*GOAL*. Search the listing below for the string "intelligencia" and copy every line where it occurs.

*MATERIAL FOR THIS TASK*.
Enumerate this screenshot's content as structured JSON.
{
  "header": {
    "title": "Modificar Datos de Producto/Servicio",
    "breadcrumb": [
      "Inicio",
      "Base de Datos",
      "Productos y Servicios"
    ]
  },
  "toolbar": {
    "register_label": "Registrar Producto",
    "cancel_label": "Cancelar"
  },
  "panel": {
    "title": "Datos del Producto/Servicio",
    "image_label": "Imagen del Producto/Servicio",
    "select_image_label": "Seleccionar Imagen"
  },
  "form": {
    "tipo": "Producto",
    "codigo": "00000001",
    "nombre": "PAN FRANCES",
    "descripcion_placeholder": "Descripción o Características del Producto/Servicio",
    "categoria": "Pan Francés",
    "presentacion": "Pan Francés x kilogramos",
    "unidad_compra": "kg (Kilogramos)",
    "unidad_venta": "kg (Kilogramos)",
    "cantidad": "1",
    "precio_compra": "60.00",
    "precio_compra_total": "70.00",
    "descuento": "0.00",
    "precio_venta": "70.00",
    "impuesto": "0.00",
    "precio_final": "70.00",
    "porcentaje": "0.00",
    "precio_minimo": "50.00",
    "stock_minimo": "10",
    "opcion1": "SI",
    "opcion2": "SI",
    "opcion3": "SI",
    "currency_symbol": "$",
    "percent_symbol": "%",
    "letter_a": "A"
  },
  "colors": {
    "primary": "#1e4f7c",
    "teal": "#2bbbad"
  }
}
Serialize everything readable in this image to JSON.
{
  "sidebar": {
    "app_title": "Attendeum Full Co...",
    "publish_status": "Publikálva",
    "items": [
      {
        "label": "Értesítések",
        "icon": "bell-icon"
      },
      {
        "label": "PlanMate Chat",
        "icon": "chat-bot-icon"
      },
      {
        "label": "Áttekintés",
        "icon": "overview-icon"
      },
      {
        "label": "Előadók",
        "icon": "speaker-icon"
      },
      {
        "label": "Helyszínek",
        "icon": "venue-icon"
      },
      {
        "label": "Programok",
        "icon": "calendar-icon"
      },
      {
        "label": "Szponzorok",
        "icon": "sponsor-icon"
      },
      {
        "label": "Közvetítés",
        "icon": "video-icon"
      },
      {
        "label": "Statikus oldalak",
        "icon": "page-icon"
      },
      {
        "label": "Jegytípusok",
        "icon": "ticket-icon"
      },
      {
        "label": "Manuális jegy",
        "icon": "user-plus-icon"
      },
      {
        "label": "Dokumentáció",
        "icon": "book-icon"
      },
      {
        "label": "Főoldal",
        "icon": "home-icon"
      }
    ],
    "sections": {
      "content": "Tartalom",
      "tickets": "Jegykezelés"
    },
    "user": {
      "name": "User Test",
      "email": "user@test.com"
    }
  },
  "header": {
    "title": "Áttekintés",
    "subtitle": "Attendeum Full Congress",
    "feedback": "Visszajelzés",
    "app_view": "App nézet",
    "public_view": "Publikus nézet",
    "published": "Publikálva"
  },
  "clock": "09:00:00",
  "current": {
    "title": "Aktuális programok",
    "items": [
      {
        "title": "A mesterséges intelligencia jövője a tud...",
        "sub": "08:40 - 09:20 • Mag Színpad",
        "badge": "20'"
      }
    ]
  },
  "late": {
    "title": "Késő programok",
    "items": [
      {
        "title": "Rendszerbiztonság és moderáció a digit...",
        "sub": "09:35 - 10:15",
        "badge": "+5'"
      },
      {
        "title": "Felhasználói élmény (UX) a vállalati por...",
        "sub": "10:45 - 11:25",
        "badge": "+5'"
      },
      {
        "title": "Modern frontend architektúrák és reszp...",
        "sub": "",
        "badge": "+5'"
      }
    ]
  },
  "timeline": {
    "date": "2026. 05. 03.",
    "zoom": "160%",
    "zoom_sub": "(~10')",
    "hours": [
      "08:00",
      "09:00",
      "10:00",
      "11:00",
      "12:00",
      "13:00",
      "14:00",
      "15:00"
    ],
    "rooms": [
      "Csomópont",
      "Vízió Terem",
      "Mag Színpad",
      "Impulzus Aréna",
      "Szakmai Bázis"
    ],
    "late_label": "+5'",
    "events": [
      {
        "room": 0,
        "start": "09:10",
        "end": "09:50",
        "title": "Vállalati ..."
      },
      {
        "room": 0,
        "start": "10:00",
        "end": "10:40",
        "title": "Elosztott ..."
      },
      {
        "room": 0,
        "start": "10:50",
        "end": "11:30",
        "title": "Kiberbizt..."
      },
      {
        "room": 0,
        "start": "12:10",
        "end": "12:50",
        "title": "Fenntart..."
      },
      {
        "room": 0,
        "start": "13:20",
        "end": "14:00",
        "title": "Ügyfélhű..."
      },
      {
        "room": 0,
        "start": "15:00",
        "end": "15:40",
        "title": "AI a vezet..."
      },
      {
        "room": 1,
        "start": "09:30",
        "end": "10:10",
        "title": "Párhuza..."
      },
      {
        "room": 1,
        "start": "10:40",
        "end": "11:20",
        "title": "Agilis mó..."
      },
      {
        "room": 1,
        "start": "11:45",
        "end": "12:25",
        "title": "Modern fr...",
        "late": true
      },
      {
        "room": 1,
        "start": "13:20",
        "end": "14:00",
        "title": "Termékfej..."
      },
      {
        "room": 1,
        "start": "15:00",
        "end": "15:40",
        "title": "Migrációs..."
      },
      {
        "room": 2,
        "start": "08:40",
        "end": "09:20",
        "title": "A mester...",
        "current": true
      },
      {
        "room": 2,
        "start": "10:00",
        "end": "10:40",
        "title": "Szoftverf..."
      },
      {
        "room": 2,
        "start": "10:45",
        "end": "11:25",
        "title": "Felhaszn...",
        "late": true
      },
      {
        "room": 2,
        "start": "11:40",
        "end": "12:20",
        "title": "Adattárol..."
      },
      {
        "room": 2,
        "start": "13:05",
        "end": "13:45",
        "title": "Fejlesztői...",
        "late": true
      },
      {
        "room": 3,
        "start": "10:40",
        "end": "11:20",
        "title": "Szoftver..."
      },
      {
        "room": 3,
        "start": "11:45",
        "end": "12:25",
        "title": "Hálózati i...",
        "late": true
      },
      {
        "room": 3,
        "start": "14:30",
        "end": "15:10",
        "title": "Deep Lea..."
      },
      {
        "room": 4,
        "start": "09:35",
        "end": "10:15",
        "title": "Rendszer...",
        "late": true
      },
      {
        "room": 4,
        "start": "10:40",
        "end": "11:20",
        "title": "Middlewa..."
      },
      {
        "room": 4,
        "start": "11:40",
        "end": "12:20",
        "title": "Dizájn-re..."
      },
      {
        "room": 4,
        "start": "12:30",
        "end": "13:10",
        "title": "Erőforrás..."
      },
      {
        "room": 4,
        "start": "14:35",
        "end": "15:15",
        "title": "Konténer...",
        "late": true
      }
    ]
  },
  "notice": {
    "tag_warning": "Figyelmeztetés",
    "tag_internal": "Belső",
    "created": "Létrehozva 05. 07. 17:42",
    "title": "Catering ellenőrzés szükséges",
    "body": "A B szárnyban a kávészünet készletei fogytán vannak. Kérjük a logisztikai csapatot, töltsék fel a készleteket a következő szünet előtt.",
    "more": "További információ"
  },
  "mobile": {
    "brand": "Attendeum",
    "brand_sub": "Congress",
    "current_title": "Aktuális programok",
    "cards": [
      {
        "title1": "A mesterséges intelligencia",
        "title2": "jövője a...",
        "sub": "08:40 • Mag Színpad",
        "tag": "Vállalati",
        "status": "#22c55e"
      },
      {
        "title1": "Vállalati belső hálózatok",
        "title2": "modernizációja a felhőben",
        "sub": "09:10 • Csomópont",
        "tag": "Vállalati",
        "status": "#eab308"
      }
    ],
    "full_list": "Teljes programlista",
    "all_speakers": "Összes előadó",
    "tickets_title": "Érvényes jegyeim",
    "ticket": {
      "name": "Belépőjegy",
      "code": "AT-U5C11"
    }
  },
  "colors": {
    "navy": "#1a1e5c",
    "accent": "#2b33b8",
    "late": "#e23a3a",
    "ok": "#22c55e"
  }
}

*FINAL RESULT*.
        "title": "A mesterséges intelligencia jövője a tud...",
        "title1": "A mesterséges intelligencia",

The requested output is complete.